─── DATA EXTRACT
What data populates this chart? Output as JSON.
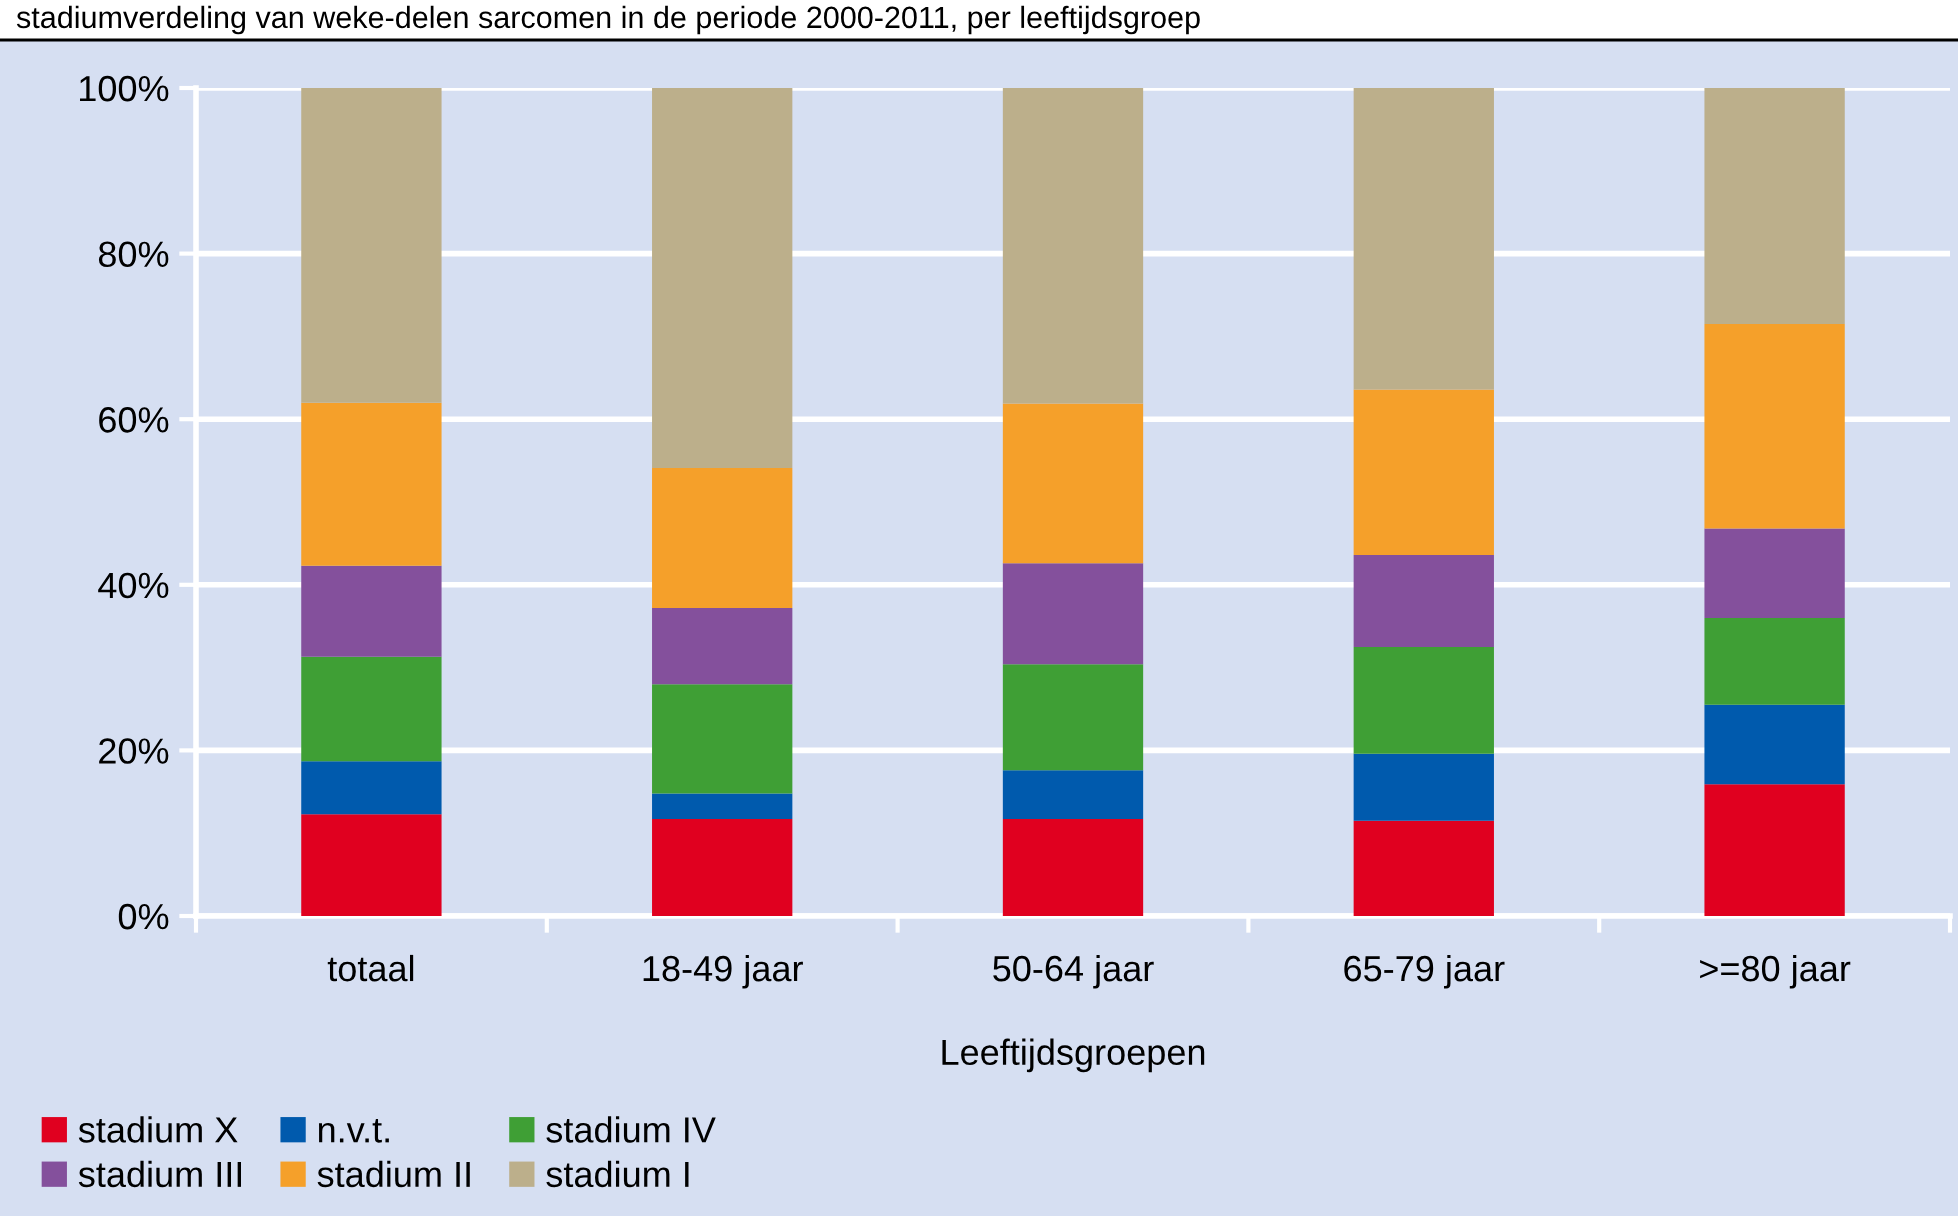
{
  "chart_data": {
    "type": "bar",
    "stacked": true,
    "title": "stadiumverdeling van weke-delen sarcomen in de periode 2000-2011, per leeftijdsgroep",
    "xlabel": "Leeftijdsgroepen",
    "categories": [
      "totaal",
      "18-49 jaar",
      "50-64 jaar",
      "65-79 jaar",
      ">=80 jaar"
    ],
    "series": [
      {
        "name": "stadium X",
        "color": "#e0001f",
        "values": [
          12.3,
          11.7,
          11.7,
          11.5,
          15.9
        ]
      },
      {
        "name": "n.v.t.",
        "color": "#005aad",
        "values": [
          6.4,
          3.1,
          5.9,
          8.1,
          9.6
        ]
      },
      {
        "name": "stadium IV",
        "color": "#3f9f35",
        "values": [
          12.6,
          13.2,
          12.8,
          12.9,
          10.5
        ]
      },
      {
        "name": "stadium III",
        "color": "#84509c",
        "values": [
          11.0,
          9.2,
          12.2,
          11.1,
          10.8
        ]
      },
      {
        "name": "stadium II",
        "color": "#f5a02a",
        "values": [
          19.7,
          16.9,
          19.3,
          20.0,
          24.7
        ]
      },
      {
        "name": "stadium I",
        "color": "#bcaf8b",
        "values": [
          38.0,
          45.9,
          38.1,
          36.4,
          28.5
        ]
      }
    ],
    "ylim": [
      0,
      100
    ],
    "yticks": [
      {
        "value": 0,
        "label": "0%"
      },
      {
        "value": 20,
        "label": "20%"
      },
      {
        "value": 40,
        "label": "40%"
      },
      {
        "value": 60,
        "label": "60%"
      },
      {
        "value": 80,
        "label": "80%"
      },
      {
        "value": 100,
        "label": "100%"
      }
    ],
    "grid": "y",
    "legend": "bottom left"
  }
}
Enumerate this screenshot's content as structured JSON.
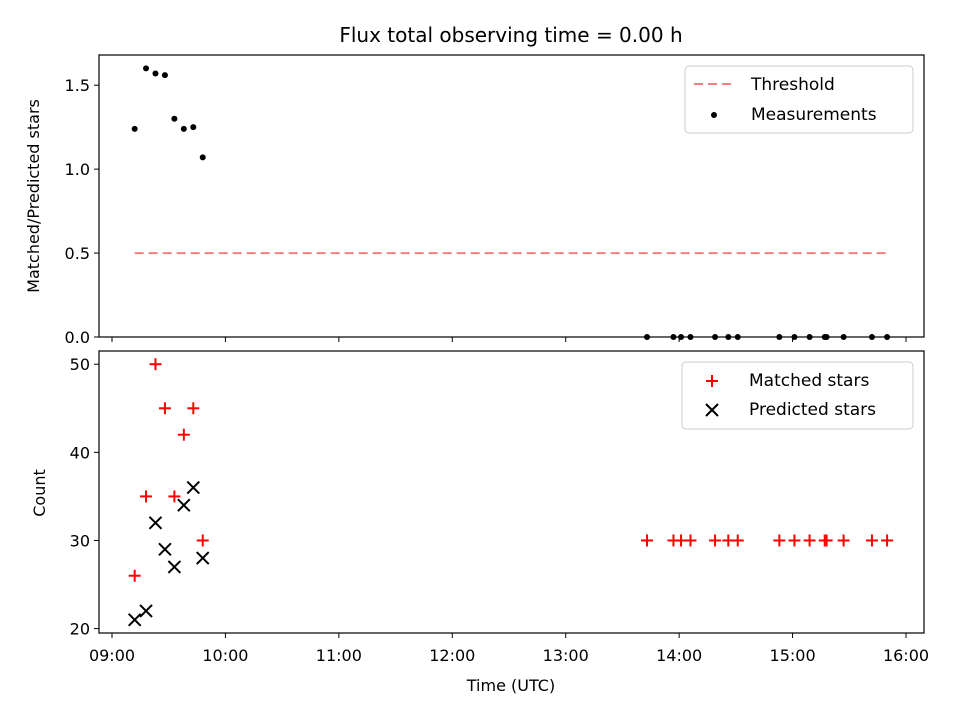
{
  "chart_data": [
    {
      "type": "scatter",
      "title": "Flux total observing time = 0.00 h",
      "ylabel": "Matched/Predicted stars",
      "xlabel": "",
      "ylim": [
        0,
        1.68
      ],
      "yticks": [
        "0.0",
        "0.5",
        "1.0",
        "1.5"
      ],
      "ytick_values": [
        0.0,
        0.5,
        1.0,
        1.5
      ],
      "grid": false,
      "legend": "top-right",
      "series": [
        {
          "name": "Threshold",
          "kind": "dashed-line",
          "color": "#f08080",
          "points": [
            {
              "t": "09:12",
              "y": 0.5
            },
            {
              "t": "15:50",
              "y": 0.5
            }
          ]
        },
        {
          "name": "Measurements",
          "kind": "dot",
          "color": "#000000",
          "points": [
            {
              "t": "09:12",
              "y": 1.24
            },
            {
              "t": "09:18",
              "y": 1.6
            },
            {
              "t": "09:23",
              "y": 1.57
            },
            {
              "t": "09:28",
              "y": 1.56
            },
            {
              "t": "09:33",
              "y": 1.3
            },
            {
              "t": "09:38",
              "y": 1.24
            },
            {
              "t": "09:43",
              "y": 1.25
            },
            {
              "t": "09:48",
              "y": 1.07
            },
            {
              "t": "13:43",
              "y": 0
            },
            {
              "t": "13:57",
              "y": 0
            },
            {
              "t": "14:01",
              "y": 0
            },
            {
              "t": "14:06",
              "y": 0
            },
            {
              "t": "14:19",
              "y": 0
            },
            {
              "t": "14:26",
              "y": 0
            },
            {
              "t": "14:31",
              "y": 0
            },
            {
              "t": "14:53",
              "y": 0
            },
            {
              "t": "15:01",
              "y": 0
            },
            {
              "t": "15:09",
              "y": 0
            },
            {
              "t": "15:17",
              "y": 0
            },
            {
              "t": "15:18",
              "y": 0
            },
            {
              "t": "15:27",
              "y": 0
            },
            {
              "t": "15:42",
              "y": 0
            },
            {
              "t": "15:50",
              "y": 0
            }
          ]
        }
      ]
    },
    {
      "type": "scatter",
      "title": "",
      "ylabel": "Count",
      "xlabel": "Time (UTC)",
      "ylim": [
        19.5,
        51.5
      ],
      "yticks": [
        "20",
        "30",
        "40",
        "50"
      ],
      "ytick_values": [
        20,
        30,
        40,
        50
      ],
      "xticks": [
        "09:00",
        "10:00",
        "11:00",
        "12:00",
        "13:00",
        "14:00",
        "15:00",
        "16:00"
      ],
      "grid": false,
      "legend": "top-right",
      "series": [
        {
          "name": "Matched stars",
          "kind": "plus",
          "color": "#ff0000",
          "points": [
            {
              "t": "09:12",
              "y": 26
            },
            {
              "t": "09:18",
              "y": 35
            },
            {
              "t": "09:23",
              "y": 50
            },
            {
              "t": "09:28",
              "y": 45
            },
            {
              "t": "09:33",
              "y": 35
            },
            {
              "t": "09:38",
              "y": 42
            },
            {
              "t": "09:43",
              "y": 45
            },
            {
              "t": "09:48",
              "y": 30
            },
            {
              "t": "13:43",
              "y": 30
            },
            {
              "t": "13:57",
              "y": 30
            },
            {
              "t": "14:01",
              "y": 30
            },
            {
              "t": "14:06",
              "y": 30
            },
            {
              "t": "14:19",
              "y": 30
            },
            {
              "t": "14:26",
              "y": 30
            },
            {
              "t": "14:31",
              "y": 30
            },
            {
              "t": "14:53",
              "y": 30
            },
            {
              "t": "15:01",
              "y": 30
            },
            {
              "t": "15:09",
              "y": 30
            },
            {
              "t": "15:17",
              "y": 30
            },
            {
              "t": "15:18",
              "y": 30
            },
            {
              "t": "15:27",
              "y": 30
            },
            {
              "t": "15:42",
              "y": 30
            },
            {
              "t": "15:50",
              "y": 30
            }
          ]
        },
        {
          "name": "Predicted stars",
          "kind": "cross",
          "color": "#000000",
          "points": [
            {
              "t": "09:12",
              "y": 21
            },
            {
              "t": "09:18",
              "y": 22
            },
            {
              "t": "09:23",
              "y": 32
            },
            {
              "t": "09:28",
              "y": 29
            },
            {
              "t": "09:33",
              "y": 27
            },
            {
              "t": "09:38",
              "y": 34
            },
            {
              "t": "09:43",
              "y": 36
            },
            {
              "t": "09:48",
              "y": 28
            }
          ]
        }
      ]
    }
  ]
}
──────
Identify the lines that hold the word "xlabel". Copy every one of them.

    "xlabel": "Leeftijdsgroepen",
      "xlabel": "",
      "xlabel": "Time (UTC)",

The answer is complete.